■ Goal:
Copy out the listing that follows, exact in every word, and skip the images.

[Figure collection entries]
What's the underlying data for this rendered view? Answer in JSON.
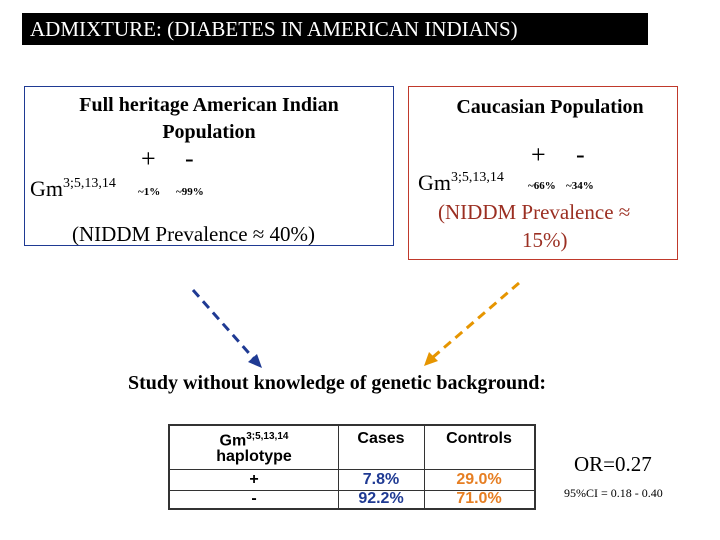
{
  "title": "ADMIXTURE: (DIABETES IN AMERICAN INDIANS)",
  "left_panel": {
    "heading_line1": "Full heritage American Indian",
    "heading_line2": "Population",
    "plus": "+",
    "minus": "-",
    "gm_base": "Gm",
    "gm_sup": "3;5,13,14",
    "pct_plus": "~1%",
    "pct_minus": "~99%",
    "prevalence": "(NIDDM Prevalence ≈ 40%)",
    "border_color": "#1f3a93"
  },
  "right_panel": {
    "heading": "Caucasian Population",
    "plus": "+",
    "minus": "-",
    "gm_base": "Gm",
    "gm_sup": "3;5,13,14",
    "pct_plus": "~66%",
    "pct_minus": "~34%",
    "prevalence_line1": "(NIDDM Prevalence ≈",
    "prevalence_line2": "15%)",
    "border_color": "#c0392b"
  },
  "arrows": {
    "left_color": "#1f3a93",
    "right_color": "#e69500"
  },
  "study_line": "Study without knowledge of genetic background:",
  "table": {
    "header_gm_base": "Gm",
    "header_gm_sup": "3;5,13,14",
    "header_haplotype": "haplotype",
    "header_cases": "Cases",
    "header_controls": "Controls",
    "row_plus": "+",
    "row_minus": "-",
    "cases_plus": "7.8%",
    "cases_minus": "92.2%",
    "controls_plus": "29.0%",
    "controls_minus": "71.0%",
    "cases_color": "#1f3a93",
    "controls_color": "#e67e22"
  },
  "odds_ratio": "OR=0.27",
  "confidence_interval": "95%CI = 0.18 - 0.40"
}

■ Full solution:
What's the underlying data for this rendered view? Answer in JSON.
{
  "title": "ADMIXTURE: (DIABETES IN AMERICAN INDIANS)",
  "left_panel": {
    "heading_line1": "Full heritage American Indian",
    "heading_line2": "Population",
    "plus": "+",
    "minus": "-",
    "gm_base": "Gm",
    "gm_sup": "3;5,13,14",
    "pct_plus": "~1%",
    "pct_minus": "~99%",
    "prevalence": "(NIDDM Prevalence ≈ 40%)",
    "border_color": "#1f3a93"
  },
  "right_panel": {
    "heading": "Caucasian Population",
    "plus": "+",
    "minus": "-",
    "gm_base": "Gm",
    "gm_sup": "3;5,13,14",
    "pct_plus": "~66%",
    "pct_minus": "~34%",
    "prevalence_line1": "(NIDDM Prevalence ≈",
    "prevalence_line2": "15%)",
    "border_color": "#c0392b"
  },
  "arrows": {
    "left_color": "#1f3a93",
    "right_color": "#e69500"
  },
  "study_line": "Study without knowledge of genetic background:",
  "table": {
    "header_gm_base": "Gm",
    "header_gm_sup": "3;5,13,14",
    "header_haplotype": "haplotype",
    "header_cases": "Cases",
    "header_controls": "Controls",
    "row_plus": "+",
    "row_minus": "-",
    "cases_plus": "7.8%",
    "cases_minus": "92.2%",
    "controls_plus": "29.0%",
    "controls_minus": "71.0%",
    "cases_color": "#1f3a93",
    "controls_color": "#e67e22"
  },
  "odds_ratio": "OR=0.27",
  "confidence_interval": "95%CI = 0.18 - 0.40"
}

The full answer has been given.